*Set problem*: Your task is to gather the lines below that hold the string "after".

*Records supplied*:
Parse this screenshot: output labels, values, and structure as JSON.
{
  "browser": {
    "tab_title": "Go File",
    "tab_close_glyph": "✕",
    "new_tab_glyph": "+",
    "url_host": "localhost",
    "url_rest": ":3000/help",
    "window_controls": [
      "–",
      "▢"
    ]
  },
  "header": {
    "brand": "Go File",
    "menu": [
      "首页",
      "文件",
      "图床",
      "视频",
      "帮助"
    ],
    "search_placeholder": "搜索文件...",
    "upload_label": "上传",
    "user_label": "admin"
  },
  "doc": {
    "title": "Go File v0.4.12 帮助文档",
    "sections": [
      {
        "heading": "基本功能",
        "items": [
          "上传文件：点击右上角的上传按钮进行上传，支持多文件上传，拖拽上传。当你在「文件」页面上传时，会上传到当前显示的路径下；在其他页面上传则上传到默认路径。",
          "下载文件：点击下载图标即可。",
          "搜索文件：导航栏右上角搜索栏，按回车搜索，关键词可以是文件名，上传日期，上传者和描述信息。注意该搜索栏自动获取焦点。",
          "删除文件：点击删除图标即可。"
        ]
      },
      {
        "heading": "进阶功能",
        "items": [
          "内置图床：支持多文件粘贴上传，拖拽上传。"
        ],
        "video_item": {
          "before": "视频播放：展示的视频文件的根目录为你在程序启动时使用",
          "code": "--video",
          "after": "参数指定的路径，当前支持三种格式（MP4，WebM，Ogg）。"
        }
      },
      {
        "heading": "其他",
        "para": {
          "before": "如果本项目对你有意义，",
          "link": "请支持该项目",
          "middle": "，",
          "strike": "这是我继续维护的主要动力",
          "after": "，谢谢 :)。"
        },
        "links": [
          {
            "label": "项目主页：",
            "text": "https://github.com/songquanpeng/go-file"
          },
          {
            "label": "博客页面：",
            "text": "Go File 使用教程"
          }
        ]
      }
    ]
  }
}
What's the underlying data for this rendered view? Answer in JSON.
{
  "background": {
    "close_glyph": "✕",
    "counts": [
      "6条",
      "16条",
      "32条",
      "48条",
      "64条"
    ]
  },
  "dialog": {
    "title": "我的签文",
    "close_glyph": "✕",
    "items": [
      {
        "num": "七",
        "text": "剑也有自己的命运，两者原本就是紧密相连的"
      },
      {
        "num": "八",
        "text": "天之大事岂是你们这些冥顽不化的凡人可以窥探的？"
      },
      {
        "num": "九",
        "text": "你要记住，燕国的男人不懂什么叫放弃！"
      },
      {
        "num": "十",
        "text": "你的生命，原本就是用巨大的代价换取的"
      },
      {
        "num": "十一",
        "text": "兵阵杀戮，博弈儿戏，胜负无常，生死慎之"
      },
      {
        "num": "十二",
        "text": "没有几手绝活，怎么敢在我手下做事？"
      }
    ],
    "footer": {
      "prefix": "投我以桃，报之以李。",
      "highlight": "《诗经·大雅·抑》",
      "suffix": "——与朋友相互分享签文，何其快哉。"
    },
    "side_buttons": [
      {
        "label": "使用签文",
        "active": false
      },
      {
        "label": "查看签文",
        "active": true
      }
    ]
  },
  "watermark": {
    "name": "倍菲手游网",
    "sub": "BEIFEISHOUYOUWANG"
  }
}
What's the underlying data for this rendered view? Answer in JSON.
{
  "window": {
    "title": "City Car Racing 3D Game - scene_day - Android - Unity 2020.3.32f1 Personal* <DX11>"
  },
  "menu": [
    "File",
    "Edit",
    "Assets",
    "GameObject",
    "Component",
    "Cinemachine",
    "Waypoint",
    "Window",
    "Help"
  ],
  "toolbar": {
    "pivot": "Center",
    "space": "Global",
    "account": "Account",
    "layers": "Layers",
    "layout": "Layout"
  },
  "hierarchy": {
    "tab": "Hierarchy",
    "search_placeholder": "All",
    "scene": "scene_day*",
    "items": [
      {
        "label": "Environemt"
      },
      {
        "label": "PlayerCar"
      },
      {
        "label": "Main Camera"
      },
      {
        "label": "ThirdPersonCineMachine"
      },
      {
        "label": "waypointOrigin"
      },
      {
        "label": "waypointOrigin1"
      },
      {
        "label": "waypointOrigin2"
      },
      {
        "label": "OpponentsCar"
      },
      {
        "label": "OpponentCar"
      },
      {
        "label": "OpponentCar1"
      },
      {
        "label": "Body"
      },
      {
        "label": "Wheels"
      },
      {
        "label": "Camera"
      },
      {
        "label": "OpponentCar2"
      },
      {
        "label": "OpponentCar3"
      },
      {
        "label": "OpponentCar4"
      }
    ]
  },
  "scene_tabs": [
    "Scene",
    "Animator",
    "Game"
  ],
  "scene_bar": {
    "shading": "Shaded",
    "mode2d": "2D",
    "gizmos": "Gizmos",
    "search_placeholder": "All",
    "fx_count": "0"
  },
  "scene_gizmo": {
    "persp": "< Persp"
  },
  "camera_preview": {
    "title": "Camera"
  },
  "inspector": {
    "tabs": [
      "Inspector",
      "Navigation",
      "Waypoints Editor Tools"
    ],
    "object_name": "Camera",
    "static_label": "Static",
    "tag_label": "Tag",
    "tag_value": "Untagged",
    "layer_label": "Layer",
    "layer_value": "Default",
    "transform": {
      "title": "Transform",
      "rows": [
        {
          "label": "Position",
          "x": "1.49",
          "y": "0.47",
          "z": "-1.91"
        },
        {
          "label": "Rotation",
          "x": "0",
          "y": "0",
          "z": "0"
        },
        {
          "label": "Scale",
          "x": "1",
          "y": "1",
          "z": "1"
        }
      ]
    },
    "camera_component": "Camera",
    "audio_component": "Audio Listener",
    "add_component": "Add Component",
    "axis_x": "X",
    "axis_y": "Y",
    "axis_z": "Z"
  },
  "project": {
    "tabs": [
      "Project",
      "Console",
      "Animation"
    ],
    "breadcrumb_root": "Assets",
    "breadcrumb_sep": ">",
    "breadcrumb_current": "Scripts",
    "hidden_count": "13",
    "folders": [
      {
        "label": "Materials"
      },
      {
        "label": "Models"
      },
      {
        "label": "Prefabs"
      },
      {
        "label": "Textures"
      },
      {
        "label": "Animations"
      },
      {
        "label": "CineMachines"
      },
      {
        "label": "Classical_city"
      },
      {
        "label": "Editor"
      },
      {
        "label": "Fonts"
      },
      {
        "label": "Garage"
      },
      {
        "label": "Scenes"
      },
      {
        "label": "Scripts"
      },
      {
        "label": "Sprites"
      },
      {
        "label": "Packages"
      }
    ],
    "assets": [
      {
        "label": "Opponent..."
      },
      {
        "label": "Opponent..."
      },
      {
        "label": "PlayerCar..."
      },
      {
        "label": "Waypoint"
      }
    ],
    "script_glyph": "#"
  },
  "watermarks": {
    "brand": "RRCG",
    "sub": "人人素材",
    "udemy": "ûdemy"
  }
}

*Written response*:
          "after": "参数指定的路径，当前支持三种格式（MP4，WebM，Ogg）。"
          "after": "，谢谢 :)。"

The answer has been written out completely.